▸ **Aim of the task**
In the entries below, find every line with "content" and copy it.

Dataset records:
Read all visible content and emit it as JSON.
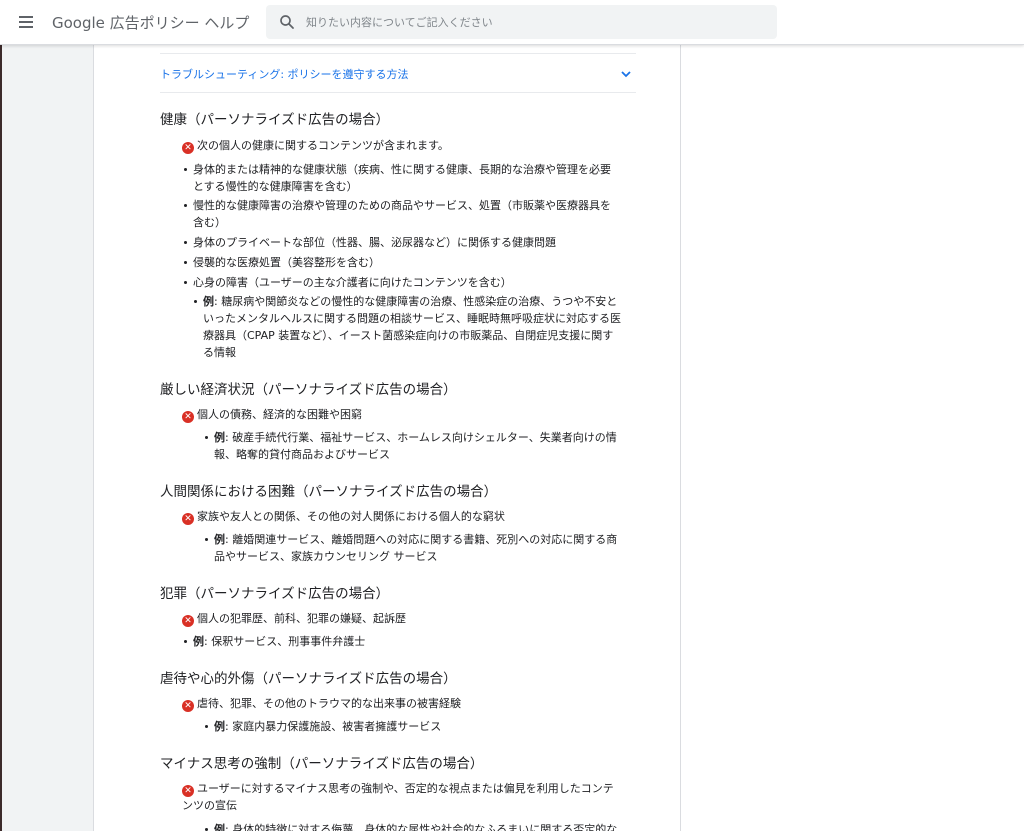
{
  "header": {
    "title": "Google 広告ポリシー ヘルプ",
    "search_placeholder": "知りたい内容についてご記入ください"
  },
  "trouble": {
    "label": "トラブルシューティング: ポリシーを遵守する方法"
  },
  "sections": {
    "health": {
      "heading": "健康（パーソナライズド広告の場合）",
      "prohibited": "次の個人の健康に関するコンテンツが含まれます。",
      "items": [
        "身体的または精神的な健康状態（疾病、性に関する健康、長期的な治療や管理を必要",
        "とする慢性的な健康障害を含む）",
        "慢性的な健康障害の治療や管理のための商品やサービス、処置（市販薬や医療器具を",
        "含む）",
        "身体のプライベートな部位（性器、腸、泌尿器など）に関係する健康問題",
        "侵襲的な医療処置（美容整形を含む）",
        "心身の障害（ユーザーの主な介護者に向けたコンテンツを含む）"
      ],
      "example_label": "例",
      "example_lines": [
        ": 糖尿病や関節炎などの慢性的な健康障害の治療、性感染症の治療、うつや不安と",
        "いったメンタルヘルスに関する問題の相談サービス、睡眠時無呼吸症状に対応する医",
        "療器具（CPAP 装置など）、イースト菌感染症向けの市販薬品、自閉症児支援に関す",
        "る情報"
      ]
    },
    "finance": {
      "heading": "厳しい経済状況（パーソナライズド広告の場合）",
      "prohibited": "個人の債務、経済的な困難や困窮",
      "example_label": "例",
      "example_lines": [
        ": 破産手続代行業、福祉サービス、ホームレス向けシェルター、失業者向けの情",
        "報、略奪的貸付商品およびサービス"
      ]
    },
    "relationships": {
      "heading": "人間関係における困難（パーソナライズド広告の場合）",
      "prohibited": "家族や友人との関係、その他の対人関係における個人的な窮状",
      "example_label": "例",
      "example_lines": [
        ": 離婚関連サービス、離婚問題への対応に関する書籍、死別への対応に関する商",
        "品やサービス、家族カウンセリング サービス"
      ]
    },
    "crime": {
      "heading": "犯罪（パーソナライズド広告の場合）",
      "prohibited": "個人の犯罪歴、前科、犯罪の嫌疑、起訴歴",
      "example_label": "例",
      "example_lines": [
        ": 保釈サービス、刑事事件弁護士"
      ]
    },
    "abuse": {
      "heading": "虐待や心的外傷（パーソナライズド広告の場合）",
      "prohibited": "虐待、犯罪、その他のトラウマ的な出来事の被害経験",
      "example_label": "例",
      "example_lines": [
        ": 家庭内暴力保護施設、被害者擁護サービス"
      ]
    },
    "negative": {
      "heading": "マイナス思考の強制（パーソナライズド広告の場合）",
      "prohibited_lines": [
        "ユーザーに対するマイナス思考の強制や、否定的な視点または偏見を利用したコンテ",
        "ンツの宣伝"
      ],
      "example_label": "例",
      "example_lines": [
        ": 身体的特徴に対する侮蔑、身体的な属性や社会的なふるまいに関する否定的な"
      ]
    }
  },
  "colors": {
    "link": "#1a73e8",
    "prohibited_icon": "#d93025"
  }
}
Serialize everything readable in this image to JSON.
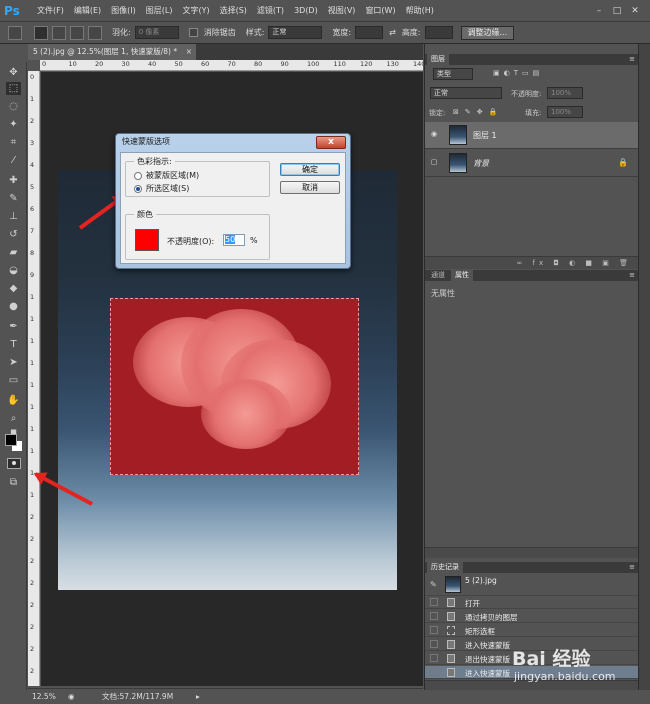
{
  "app": {
    "logo": "Ps"
  },
  "menu": [
    "文件(F)",
    "编辑(E)",
    "图像(I)",
    "图层(L)",
    "文字(Y)",
    "选择(S)",
    "滤镜(T)",
    "3D(D)",
    "视图(V)",
    "窗口(W)",
    "帮助(H)"
  ],
  "options_bar": {
    "feather_label": "羽化:",
    "feather_value": "0 像素",
    "antialias_label": "消除锯齿",
    "style_label": "样式:",
    "style_value": "正常",
    "width_label": "宽度:",
    "height_label": "高度:",
    "refine_button": "调整边缘..."
  },
  "document": {
    "tab_title": "5 (2).jpg @ 12.5%(图层 1, 快速蒙版/8) *",
    "tab_close": "×",
    "ruler_top": [
      "0",
      "10",
      "20",
      "30",
      "40",
      "50",
      "60",
      "70",
      "80",
      "90",
      "100",
      "110",
      "120",
      "130",
      "140"
    ],
    "ruler_left": [
      "0",
      "1",
      "2",
      "3",
      "4",
      "5",
      "6",
      "7",
      "8",
      "9",
      "1",
      "1",
      "1",
      "1",
      "1",
      "1",
      "1",
      "1",
      "1",
      "1",
      "2",
      "2",
      "2",
      "2",
      "2",
      "2",
      "2",
      "2"
    ]
  },
  "dialog": {
    "title": "快速蒙版选项",
    "close": "x",
    "group_color_indicates": "色彩指示:",
    "radio_masked": "被蒙版区域(M)",
    "radio_selected": "所选区域(S)",
    "selected_option": "selected",
    "group_color": "颜色",
    "opacity_label": "不透明度(O):",
    "opacity_value": "50",
    "opacity_unit": "%",
    "ok_button": "确定",
    "cancel_button": "取消",
    "mask_color": "#ff0000"
  },
  "layers_panel": {
    "tab": "图层",
    "filter_value": "类型",
    "blend_mode": "正常",
    "opacity_label": "不透明度:",
    "opacity_value": "100%",
    "lock_label": "锁定:",
    "fill_label": "填充:",
    "fill_value": "100%",
    "layers": [
      {
        "name": "图层 1",
        "selected": true,
        "visible": true
      },
      {
        "name": "背景",
        "selected": false,
        "visible": false,
        "locked": true
      }
    ],
    "footer_icons": "∞ fx ◘ ◐ ■ ▣ 🗑"
  },
  "properties_panel": {
    "tabs": [
      "通道",
      "属性"
    ],
    "active_tab": "属性",
    "content": "无属性"
  },
  "history_panel": {
    "tab": "历史记录",
    "snapshot": "5 (2).jpg",
    "items": [
      "打开",
      "通过拷贝的图层",
      "矩形选框",
      "进入快速蒙版",
      "退出快速蒙版",
      "进入快速蒙版"
    ],
    "selected_index": 5
  },
  "status_bar": {
    "zoom": "12.5%",
    "doc_info": "文档:57.2M/117.9M"
  },
  "watermark": {
    "brand": "Bai 经验",
    "url": "jingyan.baidu.com"
  }
}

▸ **Finished answer**
Read all visible content and emit it as JSON.
    "content": "无属性"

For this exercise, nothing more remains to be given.